Por todo ello, en suma, considero imprescindible que se dote a
dichas memorias de la importancia y trascendencia que las mismas, es indudable,
tienen, sin que las mismas puedan, ni deban, concebirse como meras cláusulas de
estilo.
Similares
consideraciones cabe hacer de los informes
de las Secretarías Generales Técnicas, a los que la normativa aplicable,
tanto estatal como autonómica, aluden de forma lacónica, no señalando, por
ejemplo, cuál deba de ser su contenido, y ni tan siquiera el momento en que
deben emitirse.
Parece
evidente, por lo demás, que la posibilidad de que el contenido de estos
informes sea crítico con la redacción propuesta choca con graves dificultades,
debido a la posición jerárquicamente subordinada del titular de este centro
asesor y de su pertenencia al colectivo del personal de confianza política.
No
es por ello realista esperar, como ha escrito Santamaría
Pastor, que este informe desautorice un texto redactado por iniciativa
del Ministro o Consejero correspondiente, siendo esto lo que justifica que
estos informes sean también en bastantes ocasiones rutinarios, y no incluyan un
análisis de fondo de la norma proyectada, tal como ha resaltado Rubio Llorente, y la práctica demuestra de forma
fehaciente, según denunció el Consejo de Estado en su Memoria del año 2002.
Y
parecidas críticas cabe efectuar, por último, en relación con el denominado informe de impacto de género, palabra
adoptada, en la conferencia de Pekín de 1995, del vocablo inglés gender, para combatir la violence of gender (la ejercida por los
hombres sobre las mujeres) y la gender
equality de mujeres y hombres, y que se reiteró en los documentos emanados
de la reunión convocada en el año 2000 por Naciones Unidas denomina “Beijing+5” , constituyendo esta palabra
una manifiesta incorrección, y un aberrante anglicismo, ya que, como señaló Lázaro
Carreter en uno de sus famosos dardos en la palabra: “en rigor, los nombres en
inglés carecen de género gramatical Pero muchas lenguas si lo poseen y, en la
nuestra, cuentan con género
(masculino o femenino) sólo las palabras; las personas tienen sexo (varón o hembra). A pesar de ello,
los signatarios hispanohablantes aceptaron devotamente género por sexo en sus
documentos, y, de tales y de otras reuniones internacionales, el término se ha
esparcido como un infundio”.
Citado
informe es exigible en los proyectos de Ley y de normas reglamentarias desde
que así lo dispuso la Ley 30/2003, de 13 de octubre, siguiendo
orientaciones internacionales y comunitarias, para asegurar una efectiva
política de transversalidad, asumida por la Comisión
de la Unión Europea en su Comunicación “Integrar la política de oportunidades
entre hombres y mujeres en el conjunto de las políticas y acciones
comunitarias” [COM (96), 67 final, de 21 de febrero de 1996], refrendada en los
arts. 3 del Tratado de Ámsterdam y 23 de la Carta de Derechos Fundamentales de
la UE, y reiterada en la Estrategia Marco sobre la igualdad entre hombres y
mujeres (Com. 2000, 335 final), en la que se justificó esta exigencia desde el
punto de vista de los derechos humanos y del fortalecimiento de la democracia y
de la propia UE.

Material aportado =
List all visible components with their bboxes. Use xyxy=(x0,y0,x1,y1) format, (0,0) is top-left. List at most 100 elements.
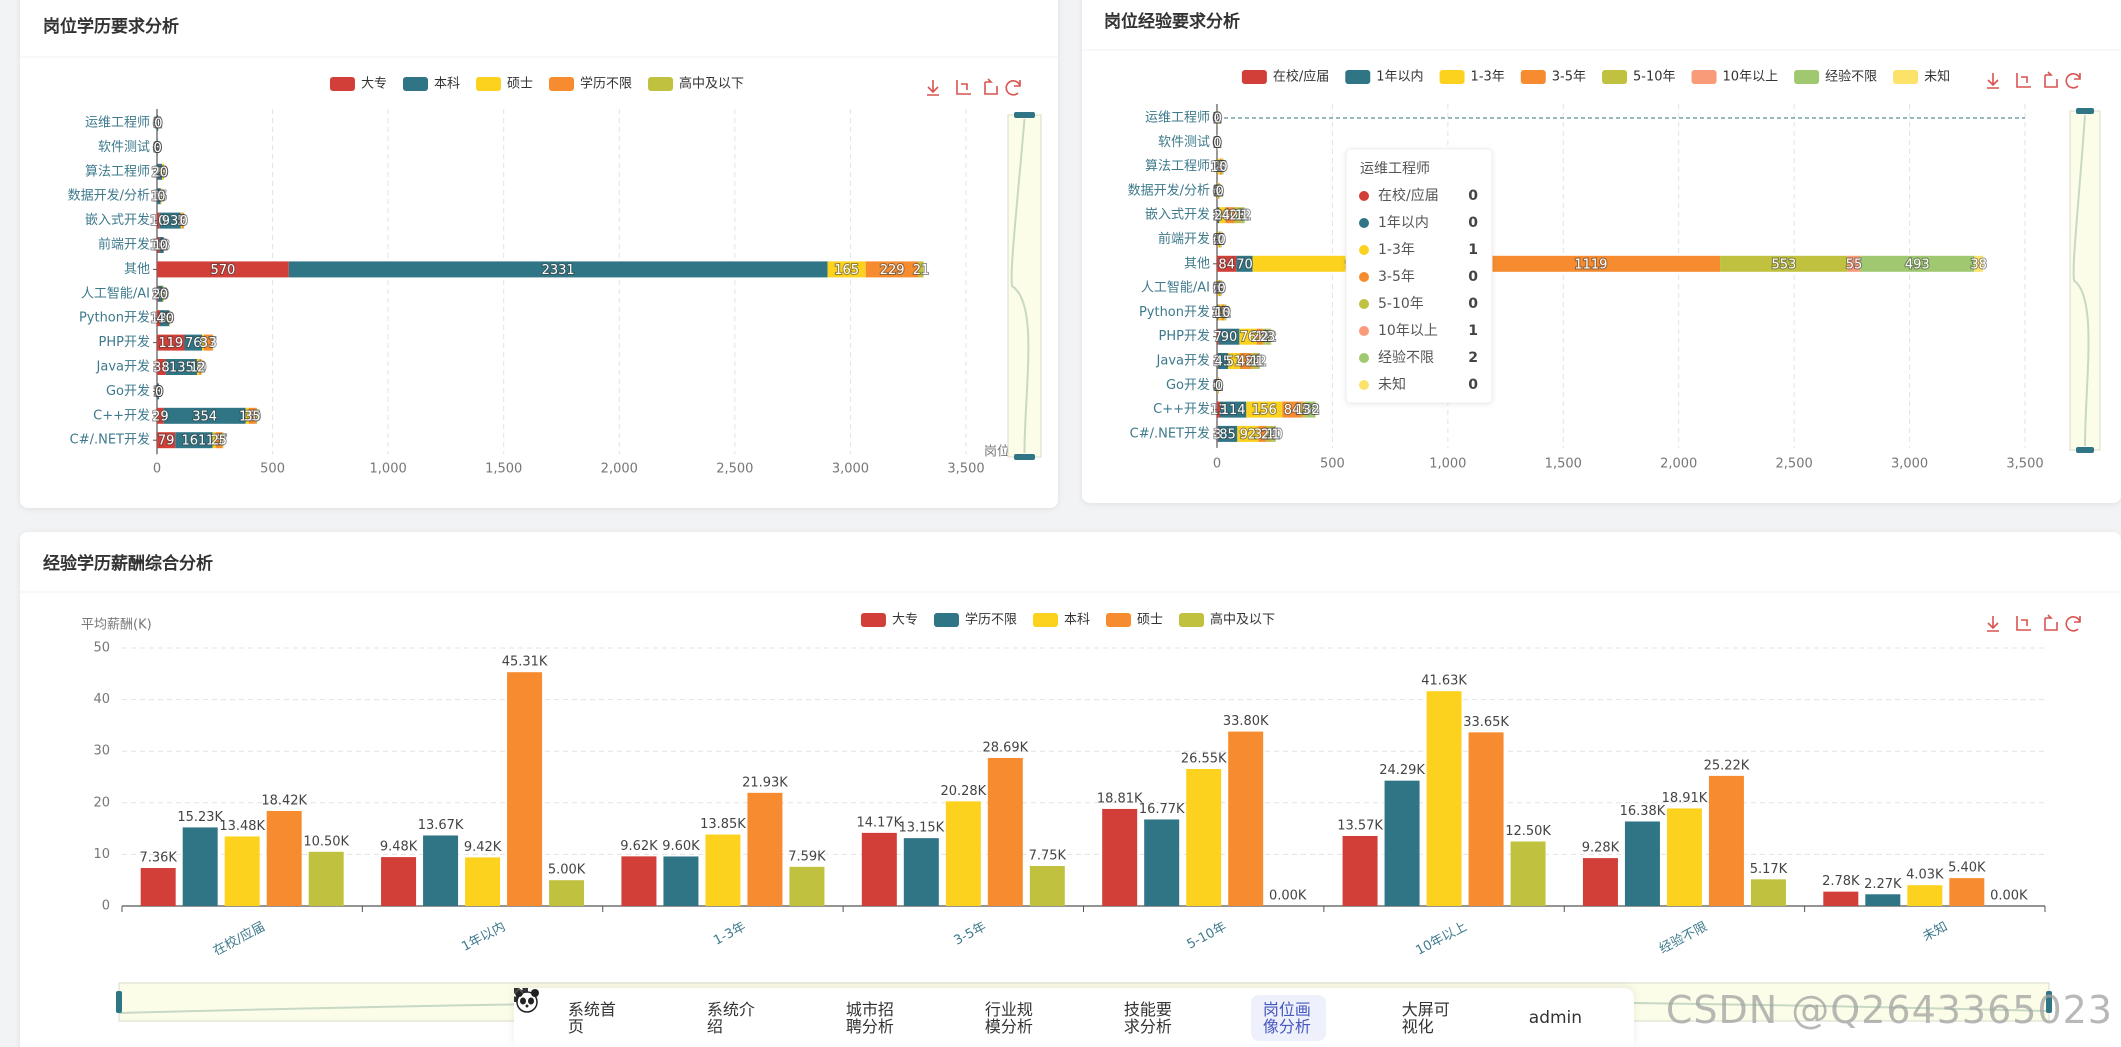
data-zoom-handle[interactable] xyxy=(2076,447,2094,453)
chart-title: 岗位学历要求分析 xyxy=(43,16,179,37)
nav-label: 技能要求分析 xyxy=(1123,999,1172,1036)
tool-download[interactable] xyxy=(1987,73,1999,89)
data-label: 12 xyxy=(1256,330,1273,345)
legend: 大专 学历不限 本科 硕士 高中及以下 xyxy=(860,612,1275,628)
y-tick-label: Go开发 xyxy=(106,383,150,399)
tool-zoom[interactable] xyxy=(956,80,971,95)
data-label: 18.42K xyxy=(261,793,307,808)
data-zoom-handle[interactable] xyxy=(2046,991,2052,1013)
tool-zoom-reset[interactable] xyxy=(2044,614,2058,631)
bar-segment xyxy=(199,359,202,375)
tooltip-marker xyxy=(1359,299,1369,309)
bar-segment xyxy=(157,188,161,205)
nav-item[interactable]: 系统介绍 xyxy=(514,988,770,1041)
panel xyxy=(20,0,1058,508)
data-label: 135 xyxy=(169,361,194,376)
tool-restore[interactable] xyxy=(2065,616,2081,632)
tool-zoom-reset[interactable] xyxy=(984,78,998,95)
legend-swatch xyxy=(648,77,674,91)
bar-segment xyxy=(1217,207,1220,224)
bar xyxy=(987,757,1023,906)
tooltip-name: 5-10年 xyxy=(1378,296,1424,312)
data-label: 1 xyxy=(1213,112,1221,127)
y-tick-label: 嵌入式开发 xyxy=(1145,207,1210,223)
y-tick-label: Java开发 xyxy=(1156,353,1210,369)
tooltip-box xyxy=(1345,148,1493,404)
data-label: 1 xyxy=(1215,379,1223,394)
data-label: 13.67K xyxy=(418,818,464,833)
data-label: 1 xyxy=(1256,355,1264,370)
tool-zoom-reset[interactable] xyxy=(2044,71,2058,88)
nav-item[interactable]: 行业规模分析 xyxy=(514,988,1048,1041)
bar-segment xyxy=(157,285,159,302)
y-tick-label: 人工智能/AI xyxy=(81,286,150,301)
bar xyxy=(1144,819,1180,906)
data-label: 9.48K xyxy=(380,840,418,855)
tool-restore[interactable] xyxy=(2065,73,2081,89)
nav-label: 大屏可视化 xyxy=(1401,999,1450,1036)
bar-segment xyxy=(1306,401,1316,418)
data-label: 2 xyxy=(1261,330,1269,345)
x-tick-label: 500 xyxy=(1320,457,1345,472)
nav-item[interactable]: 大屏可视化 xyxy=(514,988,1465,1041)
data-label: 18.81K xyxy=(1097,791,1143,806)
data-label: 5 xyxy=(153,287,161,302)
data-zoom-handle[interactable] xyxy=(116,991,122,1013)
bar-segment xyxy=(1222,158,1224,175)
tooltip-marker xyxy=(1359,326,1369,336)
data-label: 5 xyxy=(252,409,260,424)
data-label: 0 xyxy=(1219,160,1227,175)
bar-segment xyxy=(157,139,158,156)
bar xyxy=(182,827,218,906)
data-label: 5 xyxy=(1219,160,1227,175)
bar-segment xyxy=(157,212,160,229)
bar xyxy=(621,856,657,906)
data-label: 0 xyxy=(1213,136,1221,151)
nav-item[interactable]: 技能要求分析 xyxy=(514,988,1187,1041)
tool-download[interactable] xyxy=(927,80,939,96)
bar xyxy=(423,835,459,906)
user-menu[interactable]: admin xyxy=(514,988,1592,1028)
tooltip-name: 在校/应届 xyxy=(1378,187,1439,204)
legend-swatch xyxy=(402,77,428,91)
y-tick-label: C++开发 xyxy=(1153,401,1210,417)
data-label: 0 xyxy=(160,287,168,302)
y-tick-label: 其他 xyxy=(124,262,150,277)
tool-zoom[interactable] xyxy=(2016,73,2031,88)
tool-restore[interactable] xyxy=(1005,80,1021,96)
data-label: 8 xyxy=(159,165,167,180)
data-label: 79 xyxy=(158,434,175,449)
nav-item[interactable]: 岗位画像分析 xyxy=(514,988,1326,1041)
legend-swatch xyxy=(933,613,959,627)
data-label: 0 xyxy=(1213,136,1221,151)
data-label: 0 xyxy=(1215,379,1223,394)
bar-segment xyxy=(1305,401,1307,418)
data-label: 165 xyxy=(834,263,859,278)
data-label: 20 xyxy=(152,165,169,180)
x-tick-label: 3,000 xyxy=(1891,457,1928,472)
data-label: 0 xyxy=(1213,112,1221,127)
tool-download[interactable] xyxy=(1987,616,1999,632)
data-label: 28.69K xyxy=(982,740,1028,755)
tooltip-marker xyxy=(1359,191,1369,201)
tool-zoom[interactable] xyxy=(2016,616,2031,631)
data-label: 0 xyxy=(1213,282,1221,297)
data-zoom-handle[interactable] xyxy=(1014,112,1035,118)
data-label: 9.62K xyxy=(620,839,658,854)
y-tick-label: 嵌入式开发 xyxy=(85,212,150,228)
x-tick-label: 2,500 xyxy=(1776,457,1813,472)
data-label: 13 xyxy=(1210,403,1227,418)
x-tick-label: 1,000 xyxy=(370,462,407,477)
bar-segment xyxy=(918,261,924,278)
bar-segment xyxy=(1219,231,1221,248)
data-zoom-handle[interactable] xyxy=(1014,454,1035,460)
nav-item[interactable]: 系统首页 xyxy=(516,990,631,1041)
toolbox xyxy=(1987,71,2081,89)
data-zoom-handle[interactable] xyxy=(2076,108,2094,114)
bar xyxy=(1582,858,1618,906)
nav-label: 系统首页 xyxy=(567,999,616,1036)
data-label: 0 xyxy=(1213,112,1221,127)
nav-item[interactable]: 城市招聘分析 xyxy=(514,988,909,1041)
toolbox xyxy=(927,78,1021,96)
==
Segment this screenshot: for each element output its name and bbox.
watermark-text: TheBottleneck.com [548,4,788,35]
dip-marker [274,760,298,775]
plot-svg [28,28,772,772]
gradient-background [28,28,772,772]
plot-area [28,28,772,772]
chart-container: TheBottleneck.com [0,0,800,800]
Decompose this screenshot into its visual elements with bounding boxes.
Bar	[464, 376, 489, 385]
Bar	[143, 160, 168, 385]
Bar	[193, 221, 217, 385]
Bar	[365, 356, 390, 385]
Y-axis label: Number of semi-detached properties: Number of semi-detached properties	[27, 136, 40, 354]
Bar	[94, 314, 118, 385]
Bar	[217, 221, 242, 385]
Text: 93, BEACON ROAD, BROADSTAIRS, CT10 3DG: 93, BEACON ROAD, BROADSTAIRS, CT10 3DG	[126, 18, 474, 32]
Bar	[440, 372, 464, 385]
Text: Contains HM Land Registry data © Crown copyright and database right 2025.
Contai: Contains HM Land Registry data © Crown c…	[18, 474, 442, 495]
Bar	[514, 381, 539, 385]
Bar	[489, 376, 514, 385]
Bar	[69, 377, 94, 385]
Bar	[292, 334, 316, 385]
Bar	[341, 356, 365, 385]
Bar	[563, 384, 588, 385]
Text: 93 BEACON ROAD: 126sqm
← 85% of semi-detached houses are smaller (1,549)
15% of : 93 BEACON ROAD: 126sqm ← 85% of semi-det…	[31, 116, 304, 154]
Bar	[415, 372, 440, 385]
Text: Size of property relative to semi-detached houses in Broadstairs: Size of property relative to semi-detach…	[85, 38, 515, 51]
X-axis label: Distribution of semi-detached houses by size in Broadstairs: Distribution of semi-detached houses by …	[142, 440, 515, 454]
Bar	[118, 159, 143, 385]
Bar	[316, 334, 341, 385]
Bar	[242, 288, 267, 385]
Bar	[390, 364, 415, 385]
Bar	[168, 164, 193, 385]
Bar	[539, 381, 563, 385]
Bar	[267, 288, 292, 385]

Tu tarea =
Responde según el texto:
(a) Según el texto, ¿qué dos cosas no indica la normativa sobre los informes de las Secretarías Generales Técnicas?
(b) ¿En qué conferencia y en qué año se tomó la palabra "género" del inglés gender?
(c) ¿Qué ley hizo obligatorio el informe de impacto de género en los proyectos de ley y de normas reglamentarias?
Este material viene de otra fuente, no del texto.

Solución =
(a) Cuál debe ser su contenido y en qué momento deben emitirse.
(b) En la conferencia de Pekín de 1995.
(c) La Ley 30/2003, de 13 de octubre.